- [WHAT YOU ARE ASKED TO DO]
Using the data below, tally the lines that include the string "xlabel". Only the number is wanted.

- [MATERIALS PROVIDED]

────────

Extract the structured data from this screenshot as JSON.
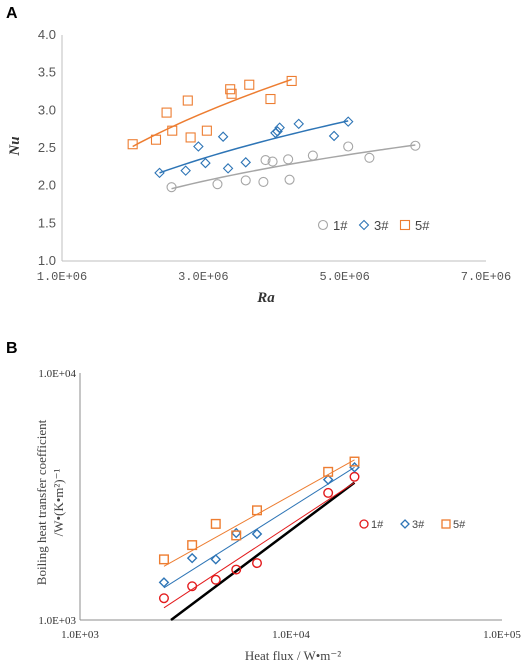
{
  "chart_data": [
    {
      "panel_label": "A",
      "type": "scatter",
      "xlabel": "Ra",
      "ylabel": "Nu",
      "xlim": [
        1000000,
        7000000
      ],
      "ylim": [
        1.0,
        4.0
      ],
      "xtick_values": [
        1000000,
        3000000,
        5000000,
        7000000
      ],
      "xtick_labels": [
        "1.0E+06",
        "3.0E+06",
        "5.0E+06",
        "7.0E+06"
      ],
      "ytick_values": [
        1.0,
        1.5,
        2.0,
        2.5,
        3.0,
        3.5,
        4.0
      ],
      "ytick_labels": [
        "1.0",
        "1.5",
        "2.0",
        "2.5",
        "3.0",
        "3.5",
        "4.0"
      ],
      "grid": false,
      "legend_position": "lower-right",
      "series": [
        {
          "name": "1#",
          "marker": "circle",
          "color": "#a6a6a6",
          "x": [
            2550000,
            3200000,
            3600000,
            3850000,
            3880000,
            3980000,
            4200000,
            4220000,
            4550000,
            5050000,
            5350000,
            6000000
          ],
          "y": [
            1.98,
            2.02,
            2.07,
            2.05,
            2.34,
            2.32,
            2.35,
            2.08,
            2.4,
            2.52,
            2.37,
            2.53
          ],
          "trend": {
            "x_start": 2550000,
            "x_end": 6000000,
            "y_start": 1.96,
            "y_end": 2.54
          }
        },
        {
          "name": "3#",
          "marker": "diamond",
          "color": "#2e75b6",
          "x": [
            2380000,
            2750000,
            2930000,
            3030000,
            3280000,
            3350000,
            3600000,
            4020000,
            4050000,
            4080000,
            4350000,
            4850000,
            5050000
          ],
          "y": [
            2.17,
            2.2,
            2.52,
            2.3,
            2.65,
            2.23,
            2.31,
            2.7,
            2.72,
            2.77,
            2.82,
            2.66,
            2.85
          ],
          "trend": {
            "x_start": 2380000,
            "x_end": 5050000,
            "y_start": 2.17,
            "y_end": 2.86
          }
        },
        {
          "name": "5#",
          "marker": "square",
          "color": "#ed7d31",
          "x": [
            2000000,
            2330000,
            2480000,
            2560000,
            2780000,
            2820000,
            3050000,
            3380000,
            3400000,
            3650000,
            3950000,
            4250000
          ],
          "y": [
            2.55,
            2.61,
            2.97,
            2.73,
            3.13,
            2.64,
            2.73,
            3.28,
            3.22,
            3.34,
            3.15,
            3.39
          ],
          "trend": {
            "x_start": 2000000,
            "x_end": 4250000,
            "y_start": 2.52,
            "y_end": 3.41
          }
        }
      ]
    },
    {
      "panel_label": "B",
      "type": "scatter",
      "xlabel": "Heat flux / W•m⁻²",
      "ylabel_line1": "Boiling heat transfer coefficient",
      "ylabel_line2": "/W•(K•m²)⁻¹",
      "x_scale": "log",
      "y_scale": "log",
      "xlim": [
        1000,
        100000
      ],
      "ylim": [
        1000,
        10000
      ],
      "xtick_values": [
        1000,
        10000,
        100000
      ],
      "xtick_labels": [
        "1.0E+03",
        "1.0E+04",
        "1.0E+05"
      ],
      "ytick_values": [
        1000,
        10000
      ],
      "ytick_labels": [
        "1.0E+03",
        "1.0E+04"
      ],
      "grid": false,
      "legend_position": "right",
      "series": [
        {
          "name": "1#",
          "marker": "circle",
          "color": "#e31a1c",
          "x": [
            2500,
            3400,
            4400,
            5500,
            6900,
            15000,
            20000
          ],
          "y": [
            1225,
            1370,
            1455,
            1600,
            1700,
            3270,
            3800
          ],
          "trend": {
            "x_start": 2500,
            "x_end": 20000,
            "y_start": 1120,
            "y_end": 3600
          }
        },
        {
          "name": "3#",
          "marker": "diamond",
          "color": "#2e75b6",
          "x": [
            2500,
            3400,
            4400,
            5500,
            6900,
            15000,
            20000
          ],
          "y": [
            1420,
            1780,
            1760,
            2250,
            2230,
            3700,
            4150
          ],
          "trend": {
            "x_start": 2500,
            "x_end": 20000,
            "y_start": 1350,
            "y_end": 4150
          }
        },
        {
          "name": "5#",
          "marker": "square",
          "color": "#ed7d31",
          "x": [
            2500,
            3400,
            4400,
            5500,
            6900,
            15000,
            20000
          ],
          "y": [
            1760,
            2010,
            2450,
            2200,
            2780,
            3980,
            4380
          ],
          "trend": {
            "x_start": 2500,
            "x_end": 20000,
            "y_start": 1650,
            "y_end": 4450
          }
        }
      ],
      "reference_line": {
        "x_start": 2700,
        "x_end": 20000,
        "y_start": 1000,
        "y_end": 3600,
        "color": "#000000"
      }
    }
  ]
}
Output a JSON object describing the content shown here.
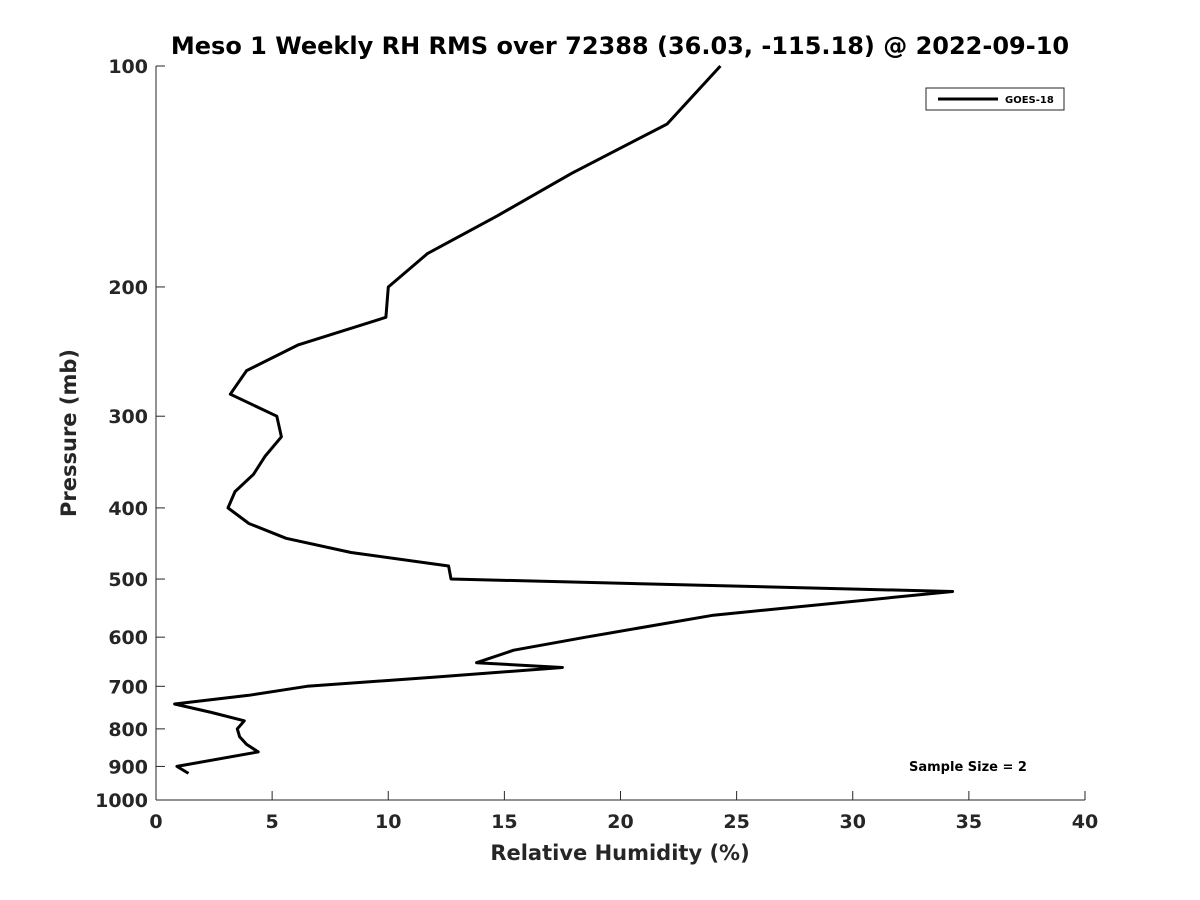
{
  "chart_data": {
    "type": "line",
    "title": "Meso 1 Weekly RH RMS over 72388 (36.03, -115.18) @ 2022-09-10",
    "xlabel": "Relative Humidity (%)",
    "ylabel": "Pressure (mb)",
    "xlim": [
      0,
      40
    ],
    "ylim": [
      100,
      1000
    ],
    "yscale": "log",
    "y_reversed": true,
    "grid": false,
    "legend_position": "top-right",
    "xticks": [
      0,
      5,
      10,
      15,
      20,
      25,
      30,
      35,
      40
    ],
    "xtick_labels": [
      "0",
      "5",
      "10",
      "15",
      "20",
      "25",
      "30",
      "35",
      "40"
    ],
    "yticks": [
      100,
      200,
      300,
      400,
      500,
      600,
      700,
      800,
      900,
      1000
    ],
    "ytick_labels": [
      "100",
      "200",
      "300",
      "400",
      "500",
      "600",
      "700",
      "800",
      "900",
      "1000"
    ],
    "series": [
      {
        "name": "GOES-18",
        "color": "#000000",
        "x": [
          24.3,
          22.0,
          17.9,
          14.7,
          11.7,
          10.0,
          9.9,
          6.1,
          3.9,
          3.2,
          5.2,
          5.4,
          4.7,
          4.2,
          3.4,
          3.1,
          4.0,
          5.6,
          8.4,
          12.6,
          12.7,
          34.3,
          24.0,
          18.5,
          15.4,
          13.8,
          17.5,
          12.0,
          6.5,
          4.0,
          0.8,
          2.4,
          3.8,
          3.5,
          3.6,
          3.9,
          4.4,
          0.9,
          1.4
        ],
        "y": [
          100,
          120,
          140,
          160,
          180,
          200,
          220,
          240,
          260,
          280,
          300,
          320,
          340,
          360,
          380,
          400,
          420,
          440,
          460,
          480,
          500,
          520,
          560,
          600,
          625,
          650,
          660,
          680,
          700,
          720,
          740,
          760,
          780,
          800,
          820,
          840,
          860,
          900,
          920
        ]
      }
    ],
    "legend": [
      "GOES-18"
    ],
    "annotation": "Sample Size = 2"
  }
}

────────

- [OUTPUT FOR THIS TASK]
3